:: SUPPLIED DATA

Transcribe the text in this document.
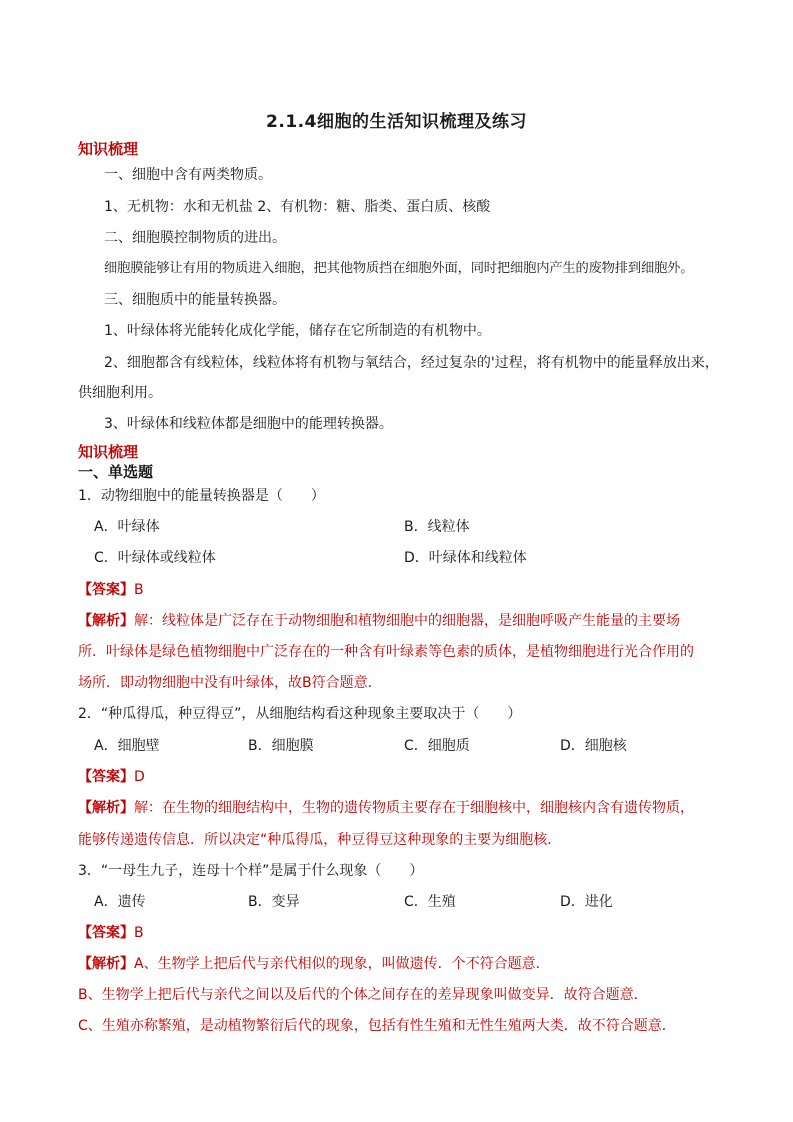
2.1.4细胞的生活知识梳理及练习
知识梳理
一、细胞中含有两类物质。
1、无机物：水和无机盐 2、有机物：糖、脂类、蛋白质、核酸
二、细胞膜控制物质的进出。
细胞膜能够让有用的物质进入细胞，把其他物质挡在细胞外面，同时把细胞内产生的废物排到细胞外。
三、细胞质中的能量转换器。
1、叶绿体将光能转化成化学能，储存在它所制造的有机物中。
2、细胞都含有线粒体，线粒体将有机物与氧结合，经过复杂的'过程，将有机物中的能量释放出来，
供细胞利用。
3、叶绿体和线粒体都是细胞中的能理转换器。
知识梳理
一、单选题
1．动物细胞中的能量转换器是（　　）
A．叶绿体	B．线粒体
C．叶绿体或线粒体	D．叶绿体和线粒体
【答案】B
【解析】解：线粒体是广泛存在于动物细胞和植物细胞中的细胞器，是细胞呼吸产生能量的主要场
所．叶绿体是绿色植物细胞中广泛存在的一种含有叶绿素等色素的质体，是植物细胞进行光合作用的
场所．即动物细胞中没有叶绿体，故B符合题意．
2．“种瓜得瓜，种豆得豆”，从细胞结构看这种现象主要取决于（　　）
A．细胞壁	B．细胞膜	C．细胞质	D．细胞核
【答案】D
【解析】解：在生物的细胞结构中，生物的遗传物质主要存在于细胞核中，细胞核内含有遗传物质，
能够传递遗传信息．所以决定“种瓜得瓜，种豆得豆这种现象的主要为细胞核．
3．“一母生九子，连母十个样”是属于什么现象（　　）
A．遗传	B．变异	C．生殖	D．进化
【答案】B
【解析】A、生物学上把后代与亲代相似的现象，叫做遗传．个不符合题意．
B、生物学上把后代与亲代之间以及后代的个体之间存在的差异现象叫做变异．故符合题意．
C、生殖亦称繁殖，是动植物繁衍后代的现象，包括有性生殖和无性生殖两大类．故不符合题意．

::::
:: SUPPLIED DATA

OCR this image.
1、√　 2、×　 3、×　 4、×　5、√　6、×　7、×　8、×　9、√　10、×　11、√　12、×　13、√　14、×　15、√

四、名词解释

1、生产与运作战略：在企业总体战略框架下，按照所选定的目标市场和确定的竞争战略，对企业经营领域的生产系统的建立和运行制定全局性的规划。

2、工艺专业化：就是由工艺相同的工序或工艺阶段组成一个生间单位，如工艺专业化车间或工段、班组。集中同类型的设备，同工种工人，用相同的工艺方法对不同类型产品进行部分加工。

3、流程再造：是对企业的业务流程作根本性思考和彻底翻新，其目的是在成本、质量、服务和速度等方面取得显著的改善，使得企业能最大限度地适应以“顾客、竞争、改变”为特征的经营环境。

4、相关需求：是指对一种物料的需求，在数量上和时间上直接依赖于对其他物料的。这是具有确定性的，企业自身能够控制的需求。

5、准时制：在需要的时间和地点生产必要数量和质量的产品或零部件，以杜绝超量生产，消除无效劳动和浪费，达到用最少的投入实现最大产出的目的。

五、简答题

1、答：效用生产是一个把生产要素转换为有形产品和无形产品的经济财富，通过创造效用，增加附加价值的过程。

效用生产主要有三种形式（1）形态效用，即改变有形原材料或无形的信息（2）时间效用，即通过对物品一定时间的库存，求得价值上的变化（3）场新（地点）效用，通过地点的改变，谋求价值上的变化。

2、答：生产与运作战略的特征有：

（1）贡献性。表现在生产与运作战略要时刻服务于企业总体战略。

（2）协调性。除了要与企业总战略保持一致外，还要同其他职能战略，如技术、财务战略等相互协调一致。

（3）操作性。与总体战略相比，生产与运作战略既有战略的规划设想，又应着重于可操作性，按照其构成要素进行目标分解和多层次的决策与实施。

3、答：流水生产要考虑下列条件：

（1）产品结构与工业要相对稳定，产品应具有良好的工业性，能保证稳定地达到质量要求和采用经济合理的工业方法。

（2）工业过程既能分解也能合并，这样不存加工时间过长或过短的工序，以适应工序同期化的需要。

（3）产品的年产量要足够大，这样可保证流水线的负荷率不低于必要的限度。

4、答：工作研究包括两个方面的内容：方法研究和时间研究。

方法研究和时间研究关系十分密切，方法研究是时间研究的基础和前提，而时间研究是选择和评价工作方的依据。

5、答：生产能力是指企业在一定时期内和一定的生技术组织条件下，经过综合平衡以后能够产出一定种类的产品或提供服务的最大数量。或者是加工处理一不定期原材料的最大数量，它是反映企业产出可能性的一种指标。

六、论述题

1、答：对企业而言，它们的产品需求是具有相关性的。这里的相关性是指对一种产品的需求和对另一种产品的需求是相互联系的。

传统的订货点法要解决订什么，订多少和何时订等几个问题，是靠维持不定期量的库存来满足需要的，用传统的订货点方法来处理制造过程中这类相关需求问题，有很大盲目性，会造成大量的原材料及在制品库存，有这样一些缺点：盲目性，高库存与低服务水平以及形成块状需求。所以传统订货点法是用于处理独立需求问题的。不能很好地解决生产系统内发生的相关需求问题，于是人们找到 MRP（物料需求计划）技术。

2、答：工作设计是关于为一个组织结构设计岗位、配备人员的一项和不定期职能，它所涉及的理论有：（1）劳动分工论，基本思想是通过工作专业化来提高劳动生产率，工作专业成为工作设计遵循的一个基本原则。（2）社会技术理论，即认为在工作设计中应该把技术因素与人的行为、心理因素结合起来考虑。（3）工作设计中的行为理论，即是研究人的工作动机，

::::

*WHAT THE EXERCISE ASKS*.
Look through the records and gather every line containing "种瓜得瓜".

*WRITTEN SOLUTION*.
2．“种瓜得瓜，种豆得豆”，从细胞结构看这种现象主要取决于（　　）
能够传递遗传信息．所以决定“种瓜得瓜，种豆得豆这种现象的主要为细胞核．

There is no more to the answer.